___ Records provided
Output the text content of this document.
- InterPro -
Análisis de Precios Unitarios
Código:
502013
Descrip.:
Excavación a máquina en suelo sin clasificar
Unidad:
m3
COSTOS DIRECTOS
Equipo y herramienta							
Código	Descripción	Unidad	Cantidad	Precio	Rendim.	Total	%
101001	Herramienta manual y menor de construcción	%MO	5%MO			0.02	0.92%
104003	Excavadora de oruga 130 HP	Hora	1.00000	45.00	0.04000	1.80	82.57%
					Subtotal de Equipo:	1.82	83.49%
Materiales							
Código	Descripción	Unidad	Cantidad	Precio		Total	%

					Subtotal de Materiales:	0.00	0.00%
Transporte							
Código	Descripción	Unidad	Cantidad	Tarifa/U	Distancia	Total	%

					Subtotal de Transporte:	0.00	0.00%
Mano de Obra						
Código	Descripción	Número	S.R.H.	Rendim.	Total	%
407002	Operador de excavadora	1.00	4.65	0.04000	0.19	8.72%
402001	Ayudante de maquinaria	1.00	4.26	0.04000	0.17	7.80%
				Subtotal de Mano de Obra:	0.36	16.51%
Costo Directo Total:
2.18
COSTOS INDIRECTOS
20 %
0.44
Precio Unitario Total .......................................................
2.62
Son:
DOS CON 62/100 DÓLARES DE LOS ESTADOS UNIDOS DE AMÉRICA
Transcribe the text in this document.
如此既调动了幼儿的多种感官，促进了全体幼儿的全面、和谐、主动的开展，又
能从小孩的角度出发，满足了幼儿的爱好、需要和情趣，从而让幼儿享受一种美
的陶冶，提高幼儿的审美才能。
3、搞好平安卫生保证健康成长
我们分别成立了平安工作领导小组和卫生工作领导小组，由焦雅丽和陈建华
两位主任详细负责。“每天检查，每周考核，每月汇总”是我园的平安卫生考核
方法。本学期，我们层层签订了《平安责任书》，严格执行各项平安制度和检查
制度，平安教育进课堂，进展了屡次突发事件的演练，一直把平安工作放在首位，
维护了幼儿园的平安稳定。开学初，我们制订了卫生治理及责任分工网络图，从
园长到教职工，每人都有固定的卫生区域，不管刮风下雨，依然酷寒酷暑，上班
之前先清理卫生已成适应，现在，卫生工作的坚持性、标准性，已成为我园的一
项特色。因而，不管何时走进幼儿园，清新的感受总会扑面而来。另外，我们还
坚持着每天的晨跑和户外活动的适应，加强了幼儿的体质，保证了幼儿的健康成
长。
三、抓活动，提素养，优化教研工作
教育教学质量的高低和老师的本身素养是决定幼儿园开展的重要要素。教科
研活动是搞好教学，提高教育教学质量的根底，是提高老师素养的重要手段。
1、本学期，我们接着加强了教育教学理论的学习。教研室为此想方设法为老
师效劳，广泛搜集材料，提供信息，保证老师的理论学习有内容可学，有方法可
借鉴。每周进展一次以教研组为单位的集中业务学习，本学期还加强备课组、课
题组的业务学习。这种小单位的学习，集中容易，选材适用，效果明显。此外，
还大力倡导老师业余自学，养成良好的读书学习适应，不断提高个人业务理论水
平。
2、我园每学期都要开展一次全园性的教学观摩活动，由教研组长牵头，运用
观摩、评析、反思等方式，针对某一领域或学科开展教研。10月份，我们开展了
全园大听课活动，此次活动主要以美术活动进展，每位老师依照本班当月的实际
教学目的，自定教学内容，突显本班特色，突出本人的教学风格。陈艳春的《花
______
Direction ->
Check each line of the records for "Equipo" and copy the ones that contain it.

Written response ->
Equipo y herramienta							
					Subtotal de Equipo:	1.82	83.49%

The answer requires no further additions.